##### SUPPLIED MATERIAL
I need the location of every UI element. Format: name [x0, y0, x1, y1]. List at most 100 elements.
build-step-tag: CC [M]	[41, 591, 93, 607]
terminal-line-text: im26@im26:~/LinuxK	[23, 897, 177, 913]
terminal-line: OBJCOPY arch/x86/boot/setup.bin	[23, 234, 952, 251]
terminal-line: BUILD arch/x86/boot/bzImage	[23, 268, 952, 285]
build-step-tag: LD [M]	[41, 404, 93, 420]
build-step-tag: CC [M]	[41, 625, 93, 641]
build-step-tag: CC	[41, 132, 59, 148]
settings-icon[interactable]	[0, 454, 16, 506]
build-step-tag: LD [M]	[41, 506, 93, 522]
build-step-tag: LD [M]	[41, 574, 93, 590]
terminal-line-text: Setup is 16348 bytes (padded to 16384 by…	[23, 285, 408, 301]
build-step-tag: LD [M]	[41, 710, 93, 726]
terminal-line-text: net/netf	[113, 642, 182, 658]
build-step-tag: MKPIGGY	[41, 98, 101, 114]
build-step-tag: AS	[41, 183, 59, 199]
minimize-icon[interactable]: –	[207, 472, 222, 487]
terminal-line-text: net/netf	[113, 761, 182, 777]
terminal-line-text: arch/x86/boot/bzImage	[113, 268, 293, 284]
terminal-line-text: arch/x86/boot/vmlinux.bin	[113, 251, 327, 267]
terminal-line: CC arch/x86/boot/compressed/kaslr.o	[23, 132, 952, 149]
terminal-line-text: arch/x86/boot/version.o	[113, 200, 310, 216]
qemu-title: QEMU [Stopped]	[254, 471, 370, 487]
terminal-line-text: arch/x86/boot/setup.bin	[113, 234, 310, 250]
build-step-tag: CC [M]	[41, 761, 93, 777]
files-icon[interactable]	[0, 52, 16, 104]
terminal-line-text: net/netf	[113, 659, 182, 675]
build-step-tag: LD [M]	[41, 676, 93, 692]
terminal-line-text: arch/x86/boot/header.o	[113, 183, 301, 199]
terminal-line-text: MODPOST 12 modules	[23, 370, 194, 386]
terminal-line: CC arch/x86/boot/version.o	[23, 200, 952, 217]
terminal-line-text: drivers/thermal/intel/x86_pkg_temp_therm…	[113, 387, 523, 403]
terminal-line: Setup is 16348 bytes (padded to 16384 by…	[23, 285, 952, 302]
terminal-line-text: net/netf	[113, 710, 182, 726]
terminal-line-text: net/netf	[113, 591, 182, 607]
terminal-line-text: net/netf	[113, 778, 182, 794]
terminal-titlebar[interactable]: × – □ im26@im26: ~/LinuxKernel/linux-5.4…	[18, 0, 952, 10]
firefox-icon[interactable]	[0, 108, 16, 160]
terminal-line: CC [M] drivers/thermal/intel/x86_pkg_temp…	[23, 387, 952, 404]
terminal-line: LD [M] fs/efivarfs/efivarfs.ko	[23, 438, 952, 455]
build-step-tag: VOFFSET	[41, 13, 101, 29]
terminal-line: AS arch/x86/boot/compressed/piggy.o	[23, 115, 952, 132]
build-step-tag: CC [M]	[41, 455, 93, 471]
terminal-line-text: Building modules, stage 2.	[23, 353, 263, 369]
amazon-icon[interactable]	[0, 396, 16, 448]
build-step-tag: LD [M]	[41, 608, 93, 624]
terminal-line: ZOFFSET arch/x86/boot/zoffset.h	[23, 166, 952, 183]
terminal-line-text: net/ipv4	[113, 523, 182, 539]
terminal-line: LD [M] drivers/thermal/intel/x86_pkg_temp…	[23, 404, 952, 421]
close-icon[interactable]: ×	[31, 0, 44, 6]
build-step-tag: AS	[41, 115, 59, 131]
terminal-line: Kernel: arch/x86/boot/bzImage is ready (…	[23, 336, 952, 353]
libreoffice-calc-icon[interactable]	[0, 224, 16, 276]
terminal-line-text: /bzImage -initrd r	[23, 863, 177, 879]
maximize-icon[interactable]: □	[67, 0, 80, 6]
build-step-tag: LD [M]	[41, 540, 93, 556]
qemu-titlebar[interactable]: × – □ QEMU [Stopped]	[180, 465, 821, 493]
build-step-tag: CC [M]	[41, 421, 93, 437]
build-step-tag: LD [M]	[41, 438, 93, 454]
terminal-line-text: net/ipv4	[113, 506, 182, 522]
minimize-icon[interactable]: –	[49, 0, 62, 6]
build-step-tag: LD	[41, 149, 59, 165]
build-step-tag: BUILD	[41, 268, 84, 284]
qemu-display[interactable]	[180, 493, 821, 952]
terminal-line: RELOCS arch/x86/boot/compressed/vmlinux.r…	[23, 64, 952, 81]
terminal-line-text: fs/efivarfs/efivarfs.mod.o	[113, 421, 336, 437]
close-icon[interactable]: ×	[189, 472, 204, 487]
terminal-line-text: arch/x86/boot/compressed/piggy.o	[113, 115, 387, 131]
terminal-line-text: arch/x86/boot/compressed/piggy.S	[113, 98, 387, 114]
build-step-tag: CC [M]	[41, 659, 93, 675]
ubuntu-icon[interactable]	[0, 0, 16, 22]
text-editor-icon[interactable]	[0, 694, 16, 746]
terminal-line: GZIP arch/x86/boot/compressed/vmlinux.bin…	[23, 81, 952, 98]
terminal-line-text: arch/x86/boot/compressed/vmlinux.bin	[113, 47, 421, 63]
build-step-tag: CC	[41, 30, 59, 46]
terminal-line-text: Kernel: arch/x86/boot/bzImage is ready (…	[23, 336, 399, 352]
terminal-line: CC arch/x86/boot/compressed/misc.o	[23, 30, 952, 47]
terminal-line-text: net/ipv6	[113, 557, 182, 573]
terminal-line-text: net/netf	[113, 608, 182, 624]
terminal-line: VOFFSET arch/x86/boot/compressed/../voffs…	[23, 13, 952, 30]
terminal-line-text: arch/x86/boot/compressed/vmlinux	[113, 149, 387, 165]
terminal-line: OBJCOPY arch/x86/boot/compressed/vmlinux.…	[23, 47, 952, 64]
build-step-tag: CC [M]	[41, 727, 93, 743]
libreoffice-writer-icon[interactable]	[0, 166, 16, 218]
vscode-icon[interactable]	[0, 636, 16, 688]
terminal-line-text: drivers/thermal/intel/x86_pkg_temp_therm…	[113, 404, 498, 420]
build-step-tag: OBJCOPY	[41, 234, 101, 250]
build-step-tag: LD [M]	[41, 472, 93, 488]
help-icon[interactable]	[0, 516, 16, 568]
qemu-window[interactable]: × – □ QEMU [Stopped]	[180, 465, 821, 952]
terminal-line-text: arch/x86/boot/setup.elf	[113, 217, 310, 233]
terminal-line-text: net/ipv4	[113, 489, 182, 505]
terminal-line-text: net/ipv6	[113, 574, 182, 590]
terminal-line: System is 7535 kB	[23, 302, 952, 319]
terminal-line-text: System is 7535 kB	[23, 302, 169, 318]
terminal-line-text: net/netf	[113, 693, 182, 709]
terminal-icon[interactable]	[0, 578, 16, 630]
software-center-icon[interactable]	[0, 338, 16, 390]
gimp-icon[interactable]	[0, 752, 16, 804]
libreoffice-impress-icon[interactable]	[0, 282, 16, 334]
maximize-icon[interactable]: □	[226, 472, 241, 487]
##########
**YOUR OBJECTIVE:**
Copy out every line of the material above without changing anything.

**REPLY TO THE TASK:**
I need the location of every UI element. Format: name [x0, y0, x1, y1]. List at most 100 elements.
build-step-tag: CC [M]	[41, 591, 93, 607]
terminal-line-text: im26@im26:~/LinuxK	[23, 897, 177, 913]
terminal-line: OBJCOPY arch/x86/boot/setup.bin	[23, 234, 952, 251]
terminal-line: BUILD arch/x86/boot/bzImage	[23, 268, 952, 285]
build-step-tag: LD [M]	[41, 404, 93, 420]
build-step-tag: CC [M]	[41, 625, 93, 641]
build-step-tag: CC	[41, 132, 59, 148]
settings-icon[interactable]	[0, 454, 16, 506]
build-step-tag: LD [M]	[41, 506, 93, 522]
build-step-tag: LD [M]	[41, 574, 93, 590]
terminal-line-text: Setup is 16348 bytes (padded to 16384 by…	[23, 285, 408, 301]
build-step-tag: LD [M]	[41, 710, 93, 726]
terminal-line-text: net/netf	[113, 642, 182, 658]
build-step-tag: MKPIGGY	[41, 98, 101, 114]
build-step-tag: AS	[41, 183, 59, 199]
minimize-icon[interactable]: –	[207, 472, 222, 487]
terminal-line-text: net/netf	[113, 761, 182, 777]
terminal-line-text: arch/x86/boot/bzImage	[113, 268, 293, 284]
terminal-line-text: arch/x86/boot/vmlinux.bin	[113, 251, 327, 267]
terminal-line: CC arch/x86/boot/compressed/kaslr.o	[23, 132, 952, 149]
terminal-line-text: arch/x86/boot/version.o	[113, 200, 310, 216]
qemu-title: QEMU [Stopped]	[254, 471, 370, 487]
terminal-line-text: arch/x86/boot/setup.bin	[113, 234, 310, 250]
build-step-tag: CC [M]	[41, 761, 93, 777]
files-icon[interactable]	[0, 52, 16, 104]
terminal-line-text: net/netf	[113, 659, 182, 675]
build-step-tag: LD [M]	[41, 676, 93, 692]
terminal-line-text: arch/x86/boot/header.o	[113, 183, 301, 199]
terminal-line-text: MODPOST 12 modules	[23, 370, 194, 386]
terminal-line: CC arch/x86/boot/version.o	[23, 200, 952, 217]
terminal-line-text: drivers/thermal/intel/x86_pkg_temp_therm…	[113, 387, 523, 403]
terminal-line: Setup is 16348 bytes (padded to 16384 by…	[23, 285, 952, 302]
terminal-line-text: net/netf	[113, 710, 182, 726]
terminal-line-text: net/netf	[113, 591, 182, 607]
terminal-line-text: net/netf	[113, 778, 182, 794]
terminal-titlebar[interactable]: × – □ im26@im26: ~/LinuxKernel/linux-5.4…	[18, 0, 952, 10]
firefox-icon[interactable]	[0, 108, 16, 160]
terminal-line: CC [M] drivers/thermal/intel/x86_pkg_temp…	[23, 387, 952, 404]
terminal-line: LD [M] fs/efivarfs/efivarfs.ko	[23, 438, 952, 455]
build-step-tag: VOFFSET	[41, 13, 101, 29]
terminal-line: AS arch/x86/boot/compressed/piggy.o	[23, 115, 952, 132]
build-step-tag: CC [M]	[41, 455, 93, 471]
terminal-line-text: Building modules, stage 2.	[23, 353, 263, 369]
amazon-icon[interactable]	[0, 396, 16, 448]
build-step-tag: LD [M]	[41, 608, 93, 624]
terminal-line: ZOFFSET arch/x86/boot/zoffset.h	[23, 166, 952, 183]
terminal-line-text: net/ipv4	[113, 523, 182, 539]
terminal-line: LD [M] drivers/thermal/intel/x86_pkg_temp…	[23, 404, 952, 421]
close-icon[interactable]: ×	[31, 0, 44, 6]
build-step-tag: AS	[41, 115, 59, 131]
terminal-line: Kernel: arch/x86/boot/bzImage is ready (…	[23, 336, 952, 353]
libreoffice-calc-icon[interactable]	[0, 224, 16, 276]
terminal-line-text: /bzImage -initrd r	[23, 863, 177, 879]
maximize-icon[interactable]: □	[67, 0, 80, 6]
build-step-tag: LD [M]	[41, 540, 93, 556]
qemu-titlebar[interactable]: × – □ QEMU [Stopped]	[180, 465, 821, 493]
build-step-tag: CC [M]	[41, 421, 93, 437]
build-step-tag: LD [M]	[41, 438, 93, 454]
terminal-line-text: net/ipv4	[113, 506, 182, 522]
minimize-icon[interactable]: –	[49, 0, 62, 6]
build-step-tag: LD	[41, 149, 59, 165]
build-step-tag: BUILD	[41, 268, 84, 284]
qemu-display[interactable]	[180, 493, 821, 952]
terminal-line: RELOCS arch/x86/boot/compressed/vmlinux.r…	[23, 64, 952, 81]
terminal-line-text: fs/efivarfs/efivarfs.mod.o	[113, 421, 336, 437]
close-icon[interactable]: ×	[189, 472, 204, 487]
terminal-line-text: arch/x86/boot/compressed/piggy.o	[113, 115, 387, 131]
terminal-line-text: arch/x86/boot/compressed/piggy.S	[113, 98, 387, 114]
build-step-tag: CC [M]	[41, 659, 93, 675]
ubuntu-icon[interactable]	[0, 0, 16, 22]
text-editor-icon[interactable]	[0, 694, 16, 746]
terminal-line: GZIP arch/x86/boot/compressed/vmlinux.bin…	[23, 81, 952, 98]
terminal-line-text: arch/x86/boot/compressed/vmlinux.bin	[113, 47, 421, 63]
build-step-tag: CC	[41, 30, 59, 46]
terminal-line-text: Kernel: arch/x86/boot/bzImage is ready (…	[23, 336, 399, 352]
terminal-line: CC arch/x86/boot/compressed/misc.o	[23, 30, 952, 47]
terminal-line-text: net/ipv6	[113, 557, 182, 573]
terminal-line-text: net/netf	[113, 608, 182, 624]
terminal-line: VOFFSET arch/x86/boot/compressed/../voffs…	[23, 13, 952, 30]
terminal-line-text: arch/x86/boot/compressed/vmlinux	[113, 149, 387, 165]
terminal-line: OBJCOPY arch/x86/boot/compressed/vmlinux.…	[23, 47, 952, 64]
build-step-tag: CC [M]	[41, 727, 93, 743]
libreoffice-writer-icon[interactable]	[0, 166, 16, 218]
vscode-icon[interactable]	[0, 636, 16, 688]
terminal-line-text: drivers/thermal/intel/x86_pkg_temp_therm…	[113, 404, 498, 420]
build-step-tag: OBJCOPY	[41, 234, 101, 250]
build-step-tag: LD [M]	[41, 472, 93, 488]
help-icon[interactable]	[0, 516, 16, 568]
qemu-window[interactable]: × – □ QEMU [Stopped]	[180, 465, 821, 952]
terminal-line-text: arch/x86/boot/setup.elf	[113, 217, 310, 233]
terminal-line-text: net/ipv4	[113, 489, 182, 505]
terminal-line-text: net/ipv6	[113, 574, 182, 590]
terminal-line: System is 7535 kB	[23, 302, 952, 319]
terminal-line-text: System is 7535 kB	[23, 302, 169, 318]
terminal-line-text: net/netf	[113, 693, 182, 709]
terminal-icon[interactable]	[0, 578, 16, 630]
software-center-icon[interactable]	[0, 338, 16, 390]
gimp-icon[interactable]	[0, 752, 16, 804]
libreoffice-impress-icon[interactable]	[0, 282, 16, 334]
maximize-icon[interactable]: □	[226, 472, 241, 487]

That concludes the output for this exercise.